With the pictures left out, copy the listing below exactly.

-- begin --

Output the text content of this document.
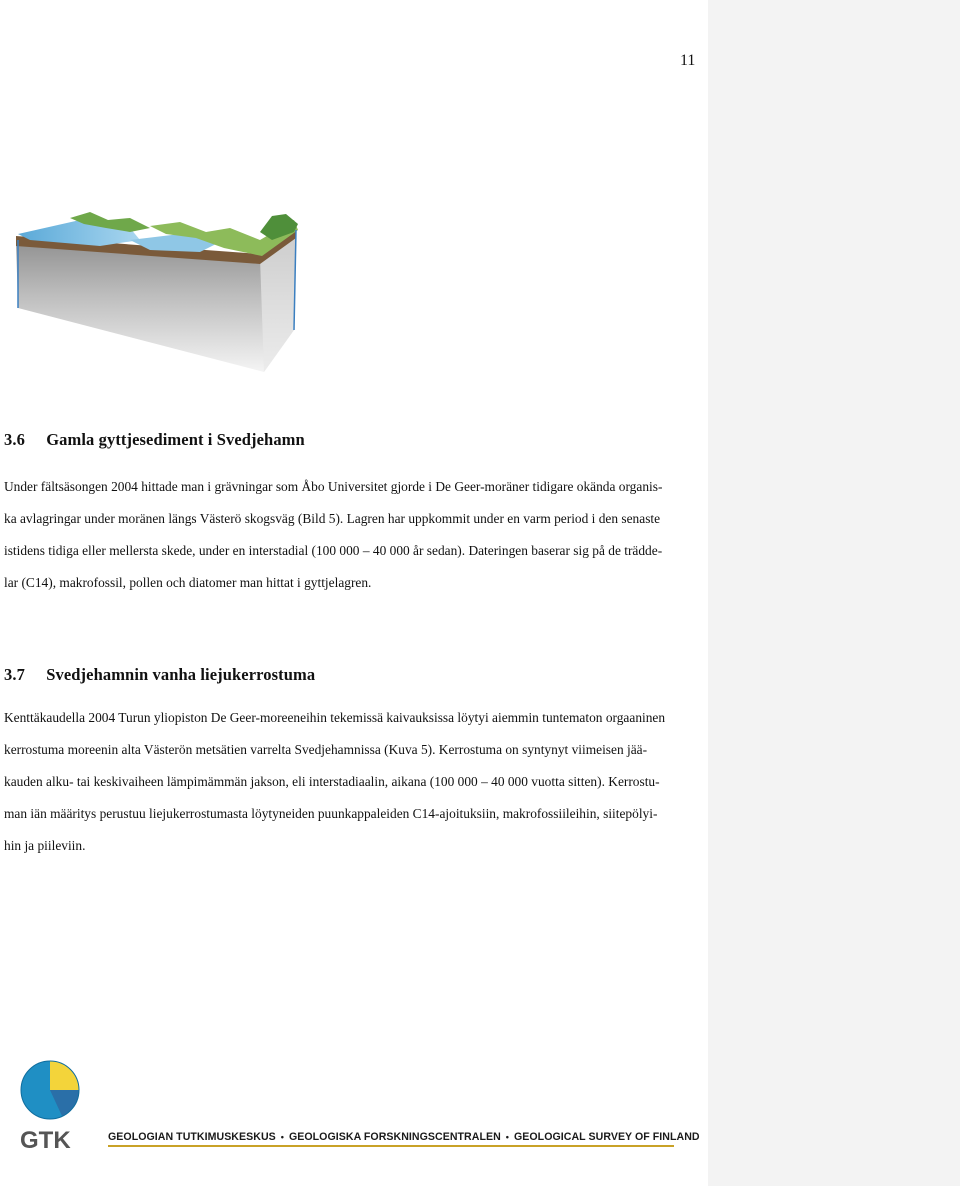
11
3.6 Gamla gyttjesediment i Svedjehamn
Under fältsäsongen 2004 hittade man i grävningar som Åbo Universitet gjorde i De Geer-moräner tidigare okända organis-
ka avlagringar under moränen längs Västerö skogsväg (Bild 5). Lagren har uppkommit under en varm period i den senaste
istidens tidiga eller mellersta skede, under en interstadial (100 000 – 40 000 år sedan). Dateringen baserar sig på de trädde-
lar (C14), makrofossil, pollen och diatomer man hittat i gyttjelagren.
3.7 Svedjehamnin vanha liejukerrostuma
Kenttäkaudella 2004 Turun yliopiston De Geer-moreeneihin tekemissä kaivauksissa löytyi aiemmin tuntematon orgaaninen
kerrostuma moreenin alta Västerön metsätien varrelta Svedjehamnissa (Kuva 5). Kerrostuma on syntynyt viimeisen jää-
kauden alku- tai keskivaiheen lämpimämmän jakson, eli interstadiaalin, aikana (100 000 – 40 000 vuotta sitten). Kerrostu-
man iän määritys perustuu liejukerrostumasta löytyneiden puunkappaleiden C14-ajoituksiin, makrofossiileihin, siitepölyi-
hin ja piileviin.
GTK	GEOLOGIAN TUTKIMUSKESKUS • GEOLOGISKA FORSKNINGSCENTRALEN • GEOLOGICAL SURVEY OF FINLAND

-- end --

Answer for the task:
Output the text content of this document.
11
3.6 Gamla gyttjesediment i Svedjehamn
Under fältsäsongen 2004 hittade man i grävningar som Åbo Universitet gjorde i De Geer-moräner tidigare okända organis-
ka avlagringar under moränen längs Västerö skogsväg (Bild 5). Lagren har uppkommit under en varm period i den senaste
istidens tidiga eller mellersta skede, under en interstadial (100 000 – 40 000 år sedan). Dateringen baserar sig på de trädde-
lar (C14), makrofossil, pollen och diatomer man hittat i gyttjelagren.
3.7 Svedjehamnin vanha liejukerrostuma
Kenttäkaudella 2004 Turun yliopiston De Geer-moreeneihin tekemissä kaivauksissa löytyi aiemmin tuntematon orgaaninen
kerrostuma moreenin alta Västerön metsätien varrelta Svedjehamnissa (Kuva 5). Kerrostuma on syntynyt viimeisen jää-
kauden alku- tai keskivaiheen lämpimämmän jakson, eli interstadiaalin, aikana (100 000 – 40 000 vuotta sitten). Kerrostu-
man iän määritys perustuu liejukerrostumasta löytyneiden puunkappaleiden C14-ajoituksiin, makrofossiileihin, siitepölyi-
hin ja piileviin.
GTK	GEOLOGIAN TUTKIMUSKESKUS • GEOLOGISKA FORSKNINGSCENTRALEN • GEOLOGICAL SURVEY OF FINLAND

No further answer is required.